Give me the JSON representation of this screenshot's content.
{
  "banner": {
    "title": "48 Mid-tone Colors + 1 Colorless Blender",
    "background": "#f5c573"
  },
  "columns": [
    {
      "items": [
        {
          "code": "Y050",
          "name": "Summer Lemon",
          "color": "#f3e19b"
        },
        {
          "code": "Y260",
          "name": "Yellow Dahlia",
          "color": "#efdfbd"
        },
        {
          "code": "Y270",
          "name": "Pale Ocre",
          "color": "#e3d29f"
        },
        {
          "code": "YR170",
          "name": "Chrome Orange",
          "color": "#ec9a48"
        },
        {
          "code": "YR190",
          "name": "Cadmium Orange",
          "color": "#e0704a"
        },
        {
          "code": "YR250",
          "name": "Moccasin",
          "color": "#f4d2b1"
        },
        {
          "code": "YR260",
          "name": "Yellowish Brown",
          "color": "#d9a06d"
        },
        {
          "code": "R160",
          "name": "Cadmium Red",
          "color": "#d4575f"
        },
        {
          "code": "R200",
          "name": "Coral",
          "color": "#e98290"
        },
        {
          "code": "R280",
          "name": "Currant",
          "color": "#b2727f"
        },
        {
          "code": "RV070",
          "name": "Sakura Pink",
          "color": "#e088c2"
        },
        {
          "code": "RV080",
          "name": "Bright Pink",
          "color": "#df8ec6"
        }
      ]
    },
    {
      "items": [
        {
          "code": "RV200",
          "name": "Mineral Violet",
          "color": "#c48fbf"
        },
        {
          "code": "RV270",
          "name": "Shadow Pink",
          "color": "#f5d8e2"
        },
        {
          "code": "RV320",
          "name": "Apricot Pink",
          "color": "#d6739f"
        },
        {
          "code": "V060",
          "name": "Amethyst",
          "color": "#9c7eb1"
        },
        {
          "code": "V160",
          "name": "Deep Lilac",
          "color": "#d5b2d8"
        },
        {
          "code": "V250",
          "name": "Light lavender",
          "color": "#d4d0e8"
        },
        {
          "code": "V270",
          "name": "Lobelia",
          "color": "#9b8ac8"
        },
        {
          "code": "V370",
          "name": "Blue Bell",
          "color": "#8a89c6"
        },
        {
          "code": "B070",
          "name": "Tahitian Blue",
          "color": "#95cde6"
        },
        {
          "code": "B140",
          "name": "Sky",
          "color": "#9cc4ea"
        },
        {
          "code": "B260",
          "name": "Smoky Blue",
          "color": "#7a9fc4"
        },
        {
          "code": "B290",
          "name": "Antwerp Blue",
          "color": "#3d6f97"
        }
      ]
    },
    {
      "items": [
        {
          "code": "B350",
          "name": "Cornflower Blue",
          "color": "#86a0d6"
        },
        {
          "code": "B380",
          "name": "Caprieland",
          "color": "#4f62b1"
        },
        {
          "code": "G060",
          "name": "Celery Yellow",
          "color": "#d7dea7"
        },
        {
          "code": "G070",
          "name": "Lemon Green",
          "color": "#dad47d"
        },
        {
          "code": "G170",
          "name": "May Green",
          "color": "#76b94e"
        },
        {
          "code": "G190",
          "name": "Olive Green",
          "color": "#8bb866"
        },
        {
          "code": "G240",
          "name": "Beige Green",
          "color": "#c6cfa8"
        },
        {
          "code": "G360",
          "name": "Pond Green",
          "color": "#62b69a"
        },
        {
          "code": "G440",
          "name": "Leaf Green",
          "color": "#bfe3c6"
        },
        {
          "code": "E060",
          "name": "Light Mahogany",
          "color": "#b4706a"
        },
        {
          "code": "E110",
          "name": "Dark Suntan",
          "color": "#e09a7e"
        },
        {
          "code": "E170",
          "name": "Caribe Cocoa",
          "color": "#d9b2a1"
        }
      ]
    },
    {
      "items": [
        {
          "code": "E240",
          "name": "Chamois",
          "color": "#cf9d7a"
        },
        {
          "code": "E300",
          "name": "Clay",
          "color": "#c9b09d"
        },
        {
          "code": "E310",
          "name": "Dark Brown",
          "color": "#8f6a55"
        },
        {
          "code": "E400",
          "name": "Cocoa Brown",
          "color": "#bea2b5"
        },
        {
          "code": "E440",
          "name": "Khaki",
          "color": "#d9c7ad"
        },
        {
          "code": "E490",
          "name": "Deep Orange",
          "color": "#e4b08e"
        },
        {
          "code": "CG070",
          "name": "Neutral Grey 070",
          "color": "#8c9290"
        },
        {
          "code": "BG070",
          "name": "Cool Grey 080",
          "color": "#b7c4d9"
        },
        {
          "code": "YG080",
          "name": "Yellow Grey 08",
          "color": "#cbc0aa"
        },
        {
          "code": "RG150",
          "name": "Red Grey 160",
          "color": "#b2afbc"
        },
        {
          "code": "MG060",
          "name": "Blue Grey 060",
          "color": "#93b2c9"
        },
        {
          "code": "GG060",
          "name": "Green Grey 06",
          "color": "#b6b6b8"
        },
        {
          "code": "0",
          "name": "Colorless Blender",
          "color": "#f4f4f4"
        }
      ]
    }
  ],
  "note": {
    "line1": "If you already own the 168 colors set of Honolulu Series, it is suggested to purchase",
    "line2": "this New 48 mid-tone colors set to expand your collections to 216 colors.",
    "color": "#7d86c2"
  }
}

------

| Short task |
Pick out the lines that include the word "tone" and write them out.

| Solution |
    "title": "48 Mid-tone Colors + 1 Colorless Blender",
    "line2": "this New 48 mid-tone colors set to expand your collections to 216 colors.",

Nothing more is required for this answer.